**Work required**
Print verbatim the lines of the entries from the one containing "Type out the text in this image." to the last, inclusive, and no others.
----- Task material
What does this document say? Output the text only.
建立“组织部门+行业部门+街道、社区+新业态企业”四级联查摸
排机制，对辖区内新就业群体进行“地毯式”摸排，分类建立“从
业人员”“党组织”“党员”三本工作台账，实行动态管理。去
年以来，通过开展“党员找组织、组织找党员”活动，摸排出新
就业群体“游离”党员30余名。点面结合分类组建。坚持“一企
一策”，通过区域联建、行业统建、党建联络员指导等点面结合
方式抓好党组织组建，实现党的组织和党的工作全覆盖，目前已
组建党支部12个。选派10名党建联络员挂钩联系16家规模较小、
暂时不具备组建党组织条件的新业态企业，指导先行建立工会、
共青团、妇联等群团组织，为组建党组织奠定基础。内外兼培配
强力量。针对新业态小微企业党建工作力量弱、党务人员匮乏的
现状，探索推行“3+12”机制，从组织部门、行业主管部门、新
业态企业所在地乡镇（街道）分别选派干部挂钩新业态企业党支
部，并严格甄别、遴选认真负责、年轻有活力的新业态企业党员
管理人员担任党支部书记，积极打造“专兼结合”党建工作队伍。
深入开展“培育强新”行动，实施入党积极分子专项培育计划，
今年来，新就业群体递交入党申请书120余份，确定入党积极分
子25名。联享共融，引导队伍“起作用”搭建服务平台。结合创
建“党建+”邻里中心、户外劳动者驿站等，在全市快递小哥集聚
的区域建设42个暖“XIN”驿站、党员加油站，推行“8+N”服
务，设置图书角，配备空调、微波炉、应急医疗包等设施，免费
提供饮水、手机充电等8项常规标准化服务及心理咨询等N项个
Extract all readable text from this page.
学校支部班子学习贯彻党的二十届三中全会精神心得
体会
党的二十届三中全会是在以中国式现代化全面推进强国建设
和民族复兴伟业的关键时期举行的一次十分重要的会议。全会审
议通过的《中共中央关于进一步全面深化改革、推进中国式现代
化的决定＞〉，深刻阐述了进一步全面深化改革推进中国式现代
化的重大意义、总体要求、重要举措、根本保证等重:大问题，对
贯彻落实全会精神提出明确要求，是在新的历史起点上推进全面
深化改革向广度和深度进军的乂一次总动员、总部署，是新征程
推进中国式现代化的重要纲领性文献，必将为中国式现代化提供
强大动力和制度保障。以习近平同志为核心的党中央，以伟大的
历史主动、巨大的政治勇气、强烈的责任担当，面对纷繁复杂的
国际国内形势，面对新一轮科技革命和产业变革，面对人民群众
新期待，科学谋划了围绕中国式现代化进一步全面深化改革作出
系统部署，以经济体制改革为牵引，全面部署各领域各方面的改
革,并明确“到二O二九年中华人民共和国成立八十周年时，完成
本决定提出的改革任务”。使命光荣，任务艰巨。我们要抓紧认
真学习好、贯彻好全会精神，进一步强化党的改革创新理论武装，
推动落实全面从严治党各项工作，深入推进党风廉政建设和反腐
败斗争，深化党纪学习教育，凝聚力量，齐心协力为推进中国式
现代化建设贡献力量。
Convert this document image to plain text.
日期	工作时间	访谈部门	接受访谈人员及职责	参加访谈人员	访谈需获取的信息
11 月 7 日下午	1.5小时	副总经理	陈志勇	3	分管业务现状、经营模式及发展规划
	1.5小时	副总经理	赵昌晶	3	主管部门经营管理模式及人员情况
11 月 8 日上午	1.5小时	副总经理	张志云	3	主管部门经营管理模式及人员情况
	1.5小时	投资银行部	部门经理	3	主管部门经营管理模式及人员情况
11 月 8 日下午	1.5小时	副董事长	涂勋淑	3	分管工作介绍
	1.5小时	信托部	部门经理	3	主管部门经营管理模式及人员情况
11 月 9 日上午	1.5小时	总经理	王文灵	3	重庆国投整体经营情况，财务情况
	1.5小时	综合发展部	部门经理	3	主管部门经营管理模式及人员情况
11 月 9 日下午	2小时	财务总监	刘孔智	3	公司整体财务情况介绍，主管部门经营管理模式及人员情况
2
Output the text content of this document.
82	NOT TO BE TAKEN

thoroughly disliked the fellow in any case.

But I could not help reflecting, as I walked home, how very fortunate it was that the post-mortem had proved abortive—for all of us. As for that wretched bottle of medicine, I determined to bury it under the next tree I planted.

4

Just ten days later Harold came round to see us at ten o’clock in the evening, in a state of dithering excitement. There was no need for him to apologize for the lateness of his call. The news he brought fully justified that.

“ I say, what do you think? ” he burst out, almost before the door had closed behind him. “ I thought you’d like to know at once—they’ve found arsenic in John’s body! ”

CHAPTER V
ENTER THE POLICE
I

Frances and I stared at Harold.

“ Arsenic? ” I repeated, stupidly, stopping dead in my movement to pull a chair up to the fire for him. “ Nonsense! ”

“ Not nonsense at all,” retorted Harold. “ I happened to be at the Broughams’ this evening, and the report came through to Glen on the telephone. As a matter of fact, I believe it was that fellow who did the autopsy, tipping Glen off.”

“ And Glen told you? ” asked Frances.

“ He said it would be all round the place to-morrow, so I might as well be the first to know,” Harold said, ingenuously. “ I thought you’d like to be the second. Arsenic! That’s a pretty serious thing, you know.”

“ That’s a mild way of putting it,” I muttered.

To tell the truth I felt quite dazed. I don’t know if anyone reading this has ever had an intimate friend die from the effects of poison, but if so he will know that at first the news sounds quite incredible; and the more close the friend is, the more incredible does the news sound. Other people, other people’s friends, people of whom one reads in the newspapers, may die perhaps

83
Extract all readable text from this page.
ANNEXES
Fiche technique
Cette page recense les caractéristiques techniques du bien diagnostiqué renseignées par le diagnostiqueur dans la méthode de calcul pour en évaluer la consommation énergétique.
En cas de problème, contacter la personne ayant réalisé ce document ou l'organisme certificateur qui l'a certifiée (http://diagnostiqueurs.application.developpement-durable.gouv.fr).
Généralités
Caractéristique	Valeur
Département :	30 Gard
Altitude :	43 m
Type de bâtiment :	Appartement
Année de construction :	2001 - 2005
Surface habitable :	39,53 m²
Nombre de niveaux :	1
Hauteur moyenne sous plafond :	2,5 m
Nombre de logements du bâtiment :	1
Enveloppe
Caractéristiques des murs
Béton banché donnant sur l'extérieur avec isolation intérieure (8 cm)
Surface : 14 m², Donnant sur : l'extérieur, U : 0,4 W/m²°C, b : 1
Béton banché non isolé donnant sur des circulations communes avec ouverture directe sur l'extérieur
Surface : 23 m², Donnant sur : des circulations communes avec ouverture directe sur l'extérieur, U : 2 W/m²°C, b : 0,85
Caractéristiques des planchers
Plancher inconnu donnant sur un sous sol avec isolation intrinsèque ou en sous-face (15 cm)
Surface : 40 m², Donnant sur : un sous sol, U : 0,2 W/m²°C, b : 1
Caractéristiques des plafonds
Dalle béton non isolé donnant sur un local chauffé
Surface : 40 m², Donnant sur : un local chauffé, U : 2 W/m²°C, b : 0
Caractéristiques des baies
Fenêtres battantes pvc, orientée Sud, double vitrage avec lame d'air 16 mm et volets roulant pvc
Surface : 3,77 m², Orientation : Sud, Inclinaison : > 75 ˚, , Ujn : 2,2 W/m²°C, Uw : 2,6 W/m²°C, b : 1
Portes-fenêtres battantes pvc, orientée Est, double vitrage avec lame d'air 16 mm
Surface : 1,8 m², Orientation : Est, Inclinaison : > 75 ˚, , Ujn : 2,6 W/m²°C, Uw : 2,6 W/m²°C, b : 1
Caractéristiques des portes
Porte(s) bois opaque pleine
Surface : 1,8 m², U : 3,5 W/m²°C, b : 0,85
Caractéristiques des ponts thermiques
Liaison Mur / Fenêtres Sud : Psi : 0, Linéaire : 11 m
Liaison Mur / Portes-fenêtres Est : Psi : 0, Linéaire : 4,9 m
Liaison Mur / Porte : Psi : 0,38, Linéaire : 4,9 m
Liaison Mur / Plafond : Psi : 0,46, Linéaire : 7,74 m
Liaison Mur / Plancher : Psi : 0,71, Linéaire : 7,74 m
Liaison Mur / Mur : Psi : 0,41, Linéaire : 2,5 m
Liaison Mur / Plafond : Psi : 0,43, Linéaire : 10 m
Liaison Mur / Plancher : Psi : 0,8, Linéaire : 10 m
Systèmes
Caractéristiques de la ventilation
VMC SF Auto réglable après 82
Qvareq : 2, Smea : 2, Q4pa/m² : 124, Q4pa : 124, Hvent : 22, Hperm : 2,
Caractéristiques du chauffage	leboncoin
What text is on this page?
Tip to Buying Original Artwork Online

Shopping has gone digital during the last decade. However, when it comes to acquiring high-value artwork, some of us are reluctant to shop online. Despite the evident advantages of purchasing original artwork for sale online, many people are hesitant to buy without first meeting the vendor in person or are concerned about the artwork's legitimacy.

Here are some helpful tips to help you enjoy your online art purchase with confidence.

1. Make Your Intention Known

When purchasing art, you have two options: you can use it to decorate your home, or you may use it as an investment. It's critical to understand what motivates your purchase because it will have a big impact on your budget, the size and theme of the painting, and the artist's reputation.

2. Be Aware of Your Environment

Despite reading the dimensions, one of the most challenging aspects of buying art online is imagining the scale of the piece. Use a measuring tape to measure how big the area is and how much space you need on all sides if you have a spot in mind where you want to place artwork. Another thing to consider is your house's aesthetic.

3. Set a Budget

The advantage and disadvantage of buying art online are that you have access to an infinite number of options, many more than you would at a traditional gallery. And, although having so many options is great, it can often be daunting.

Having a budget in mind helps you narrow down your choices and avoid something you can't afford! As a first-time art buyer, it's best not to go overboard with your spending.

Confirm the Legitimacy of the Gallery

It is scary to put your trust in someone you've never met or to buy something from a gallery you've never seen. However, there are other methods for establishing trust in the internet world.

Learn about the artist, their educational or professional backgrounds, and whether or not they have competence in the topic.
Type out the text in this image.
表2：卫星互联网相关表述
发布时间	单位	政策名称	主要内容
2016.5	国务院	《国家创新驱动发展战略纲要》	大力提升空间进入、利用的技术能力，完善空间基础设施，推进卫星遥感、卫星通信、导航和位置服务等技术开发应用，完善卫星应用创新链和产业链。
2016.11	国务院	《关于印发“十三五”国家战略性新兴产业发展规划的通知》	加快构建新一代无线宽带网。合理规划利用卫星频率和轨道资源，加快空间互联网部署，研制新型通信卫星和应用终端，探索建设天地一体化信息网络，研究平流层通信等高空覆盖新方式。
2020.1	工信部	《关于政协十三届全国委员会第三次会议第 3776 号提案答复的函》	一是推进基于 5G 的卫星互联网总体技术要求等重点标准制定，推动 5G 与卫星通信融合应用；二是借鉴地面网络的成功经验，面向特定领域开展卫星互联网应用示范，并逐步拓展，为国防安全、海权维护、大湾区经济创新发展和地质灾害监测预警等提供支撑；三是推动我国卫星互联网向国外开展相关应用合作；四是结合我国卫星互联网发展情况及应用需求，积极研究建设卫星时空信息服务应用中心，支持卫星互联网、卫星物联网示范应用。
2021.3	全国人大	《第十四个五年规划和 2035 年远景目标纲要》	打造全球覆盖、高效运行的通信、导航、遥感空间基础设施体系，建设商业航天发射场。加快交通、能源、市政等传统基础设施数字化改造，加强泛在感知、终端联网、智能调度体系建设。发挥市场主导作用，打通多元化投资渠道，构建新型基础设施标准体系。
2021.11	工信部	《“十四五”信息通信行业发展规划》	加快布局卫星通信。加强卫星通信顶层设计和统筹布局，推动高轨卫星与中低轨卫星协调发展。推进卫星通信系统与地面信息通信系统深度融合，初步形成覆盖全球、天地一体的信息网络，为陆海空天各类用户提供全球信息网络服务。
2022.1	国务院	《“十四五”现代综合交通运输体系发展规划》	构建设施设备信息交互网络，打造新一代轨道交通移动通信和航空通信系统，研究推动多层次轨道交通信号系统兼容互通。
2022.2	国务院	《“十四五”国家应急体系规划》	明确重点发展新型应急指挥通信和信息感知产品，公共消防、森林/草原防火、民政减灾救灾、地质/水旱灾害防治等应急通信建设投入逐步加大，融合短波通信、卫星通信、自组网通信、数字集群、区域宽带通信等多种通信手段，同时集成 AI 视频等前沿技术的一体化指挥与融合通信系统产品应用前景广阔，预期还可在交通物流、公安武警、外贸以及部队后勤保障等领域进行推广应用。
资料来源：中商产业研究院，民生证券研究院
----------
**Solution**
Type out the text in this image.
表2：卫星互联网相关表述
发布时间	单位	政策名称	主要内容
2016.5	国务院	《国家创新驱动发展战略纲要》	大力提升空间进入、利用的技术能力，完善空间基础设施，推进卫星遥感、卫星通信、导航和位置服务等技术开发应用，完善卫星应用创新链和产业链。
2016.11	国务院	《关于印发“十三五”国家战略性新兴产业发展规划的通知》	加快构建新一代无线宽带网。合理规划利用卫星频率和轨道资源，加快空间互联网部署，研制新型通信卫星和应用终端，探索建设天地一体化信息网络，研究平流层通信等高空覆盖新方式。
2020.1	工信部	《关于政协十三届全国委员会第三次会议第 3776 号提案答复的函》	一是推进基于 5G 的卫星互联网总体技术要求等重点标准制定，推动 5G 与卫星通信融合应用；二是借鉴地面网络的成功经验，面向特定领域开展卫星互联网应用示范，并逐步拓展，为国防安全、海权维护、大湾区经济创新发展和地质灾害监测预警等提供支撑；三是推动我国卫星互联网向国外开展相关应用合作；四是结合我国卫星互联网发展情况及应用需求，积极研究建设卫星时空信息服务应用中心，支持卫星互联网、卫星物联网示范应用。
2021.3	全国人大	《第十四个五年规划和 2035 年远景目标纲要》	打造全球覆盖、高效运行的通信、导航、遥感空间基础设施体系，建设商业航天发射场。加快交通、能源、市政等传统基础设施数字化改造，加强泛在感知、终端联网、智能调度体系建设。发挥市场主导作用，打通多元化投资渠道，构建新型基础设施标准体系。
2021.11	工信部	《“十四五”信息通信行业发展规划》	加快布局卫星通信。加强卫星通信顶层设计和统筹布局，推动高轨卫星与中低轨卫星协调发展。推进卫星通信系统与地面信息通信系统深度融合，初步形成覆盖全球、天地一体的信息网络，为陆海空天各类用户提供全球信息网络服务。
2022.1	国务院	《“十四五”现代综合交通运输体系发展规划》	构建设施设备信息交互网络，打造新一代轨道交通移动通信和航空通信系统，研究推动多层次轨道交通信号系统兼容互通。
2022.2	国务院	《“十四五”国家应急体系规划》	明确重点发展新型应急指挥通信和信息感知产品，公共消防、森林/草原防火、民政减灾救灾、地质/水旱灾害防治等应急通信建设投入逐步加大，融合短波通信、卫星通信、自组网通信、数字集群、区域宽带通信等多种通信手段，同时集成 AI 视频等前沿技术的一体化指挥与融合通信系统产品应用前景广阔，预期还可在交通物流、公安武警、外贸以及部队后勤保障等领域进行推广应用。
资料来源：中商产业研究院，民生证券研究院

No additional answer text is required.